[TASK GOAL]: Transcribe the material word for word, but without the images.

══ RECORD EXCERPTS ══

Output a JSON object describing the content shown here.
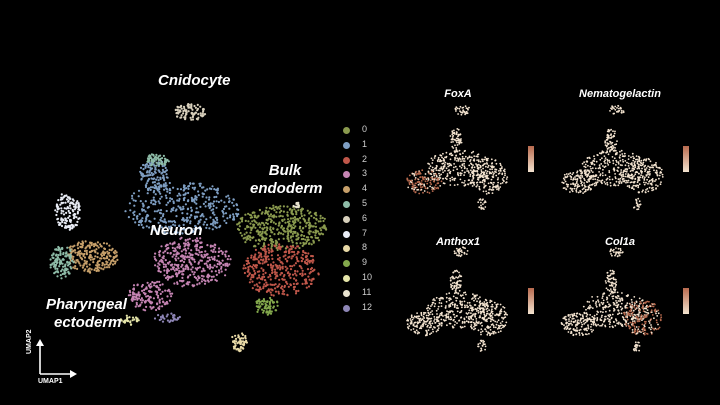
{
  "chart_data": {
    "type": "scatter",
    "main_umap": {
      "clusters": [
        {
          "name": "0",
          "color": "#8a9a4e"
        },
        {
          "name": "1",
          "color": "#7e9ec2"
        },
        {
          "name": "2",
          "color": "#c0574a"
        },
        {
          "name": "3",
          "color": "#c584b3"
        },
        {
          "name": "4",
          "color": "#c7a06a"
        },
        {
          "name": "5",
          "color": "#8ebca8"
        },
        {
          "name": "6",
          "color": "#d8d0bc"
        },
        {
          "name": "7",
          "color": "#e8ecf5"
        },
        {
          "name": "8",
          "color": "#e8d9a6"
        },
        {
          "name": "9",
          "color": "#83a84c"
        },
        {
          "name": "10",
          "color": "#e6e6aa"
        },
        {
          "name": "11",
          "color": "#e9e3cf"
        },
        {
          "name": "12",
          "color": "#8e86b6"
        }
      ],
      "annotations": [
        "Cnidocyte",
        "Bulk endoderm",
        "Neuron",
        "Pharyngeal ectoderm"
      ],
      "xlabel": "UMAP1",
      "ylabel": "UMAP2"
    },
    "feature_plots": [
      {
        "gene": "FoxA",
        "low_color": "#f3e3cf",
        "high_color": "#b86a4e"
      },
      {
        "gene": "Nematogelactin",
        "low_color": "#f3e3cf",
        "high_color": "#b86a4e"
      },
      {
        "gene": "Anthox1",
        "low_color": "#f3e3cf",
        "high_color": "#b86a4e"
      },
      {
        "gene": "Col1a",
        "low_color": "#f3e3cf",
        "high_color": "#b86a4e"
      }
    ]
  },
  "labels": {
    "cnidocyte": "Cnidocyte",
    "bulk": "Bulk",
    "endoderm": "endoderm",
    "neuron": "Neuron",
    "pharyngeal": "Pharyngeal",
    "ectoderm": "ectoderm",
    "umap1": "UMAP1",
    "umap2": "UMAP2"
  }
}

═══

[RESPONSE TO THE TASK]:
Output a JSON object describing the content shown here.
{
  "chart_data": {
    "type": "scatter",
    "main_umap": {
      "clusters": [
        {
          "name": "0",
          "color": "#8a9a4e"
        },
        {
          "name": "1",
          "color": "#7e9ec2"
        },
        {
          "name": "2",
          "color": "#c0574a"
        },
        {
          "name": "3",
          "color": "#c584b3"
        },
        {
          "name": "4",
          "color": "#c7a06a"
        },
        {
          "name": "5",
          "color": "#8ebca8"
        },
        {
          "name": "6",
          "color": "#d8d0bc"
        },
        {
          "name": "7",
          "color": "#e8ecf5"
        },
        {
          "name": "8",
          "color": "#e8d9a6"
        },
        {
          "name": "9",
          "color": "#83a84c"
        },
        {
          "name": "10",
          "color": "#e6e6aa"
        },
        {
          "name": "11",
          "color": "#e9e3cf"
        },
        {
          "name": "12",
          "color": "#8e86b6"
        }
      ],
      "annotations": [
        "Cnidocyte",
        "Bulk endoderm",
        "Neuron",
        "Pharyngeal ectoderm"
      ],
      "xlabel": "UMAP1",
      "ylabel": "UMAP2"
    },
    "feature_plots": [
      {
        "gene": "FoxA",
        "low_color": "#f3e3cf",
        "high_color": "#b86a4e"
      },
      {
        "gene": "Nematogelactin",
        "low_color": "#f3e3cf",
        "high_color": "#b86a4e"
      },
      {
        "gene": "Anthox1",
        "low_color": "#f3e3cf",
        "high_color": "#b86a4e"
      },
      {
        "gene": "Col1a",
        "low_color": "#f3e3cf",
        "high_color": "#b86a4e"
      }
    ]
  },
  "labels": {
    "cnidocyte": "Cnidocyte",
    "bulk": "Bulk",
    "endoderm": "endoderm",
    "neuron": "Neuron",
    "pharyngeal": "Pharyngeal",
    "ectoderm": "ectoderm",
    "umap1": "UMAP1",
    "umap2": "UMAP2"
  }
}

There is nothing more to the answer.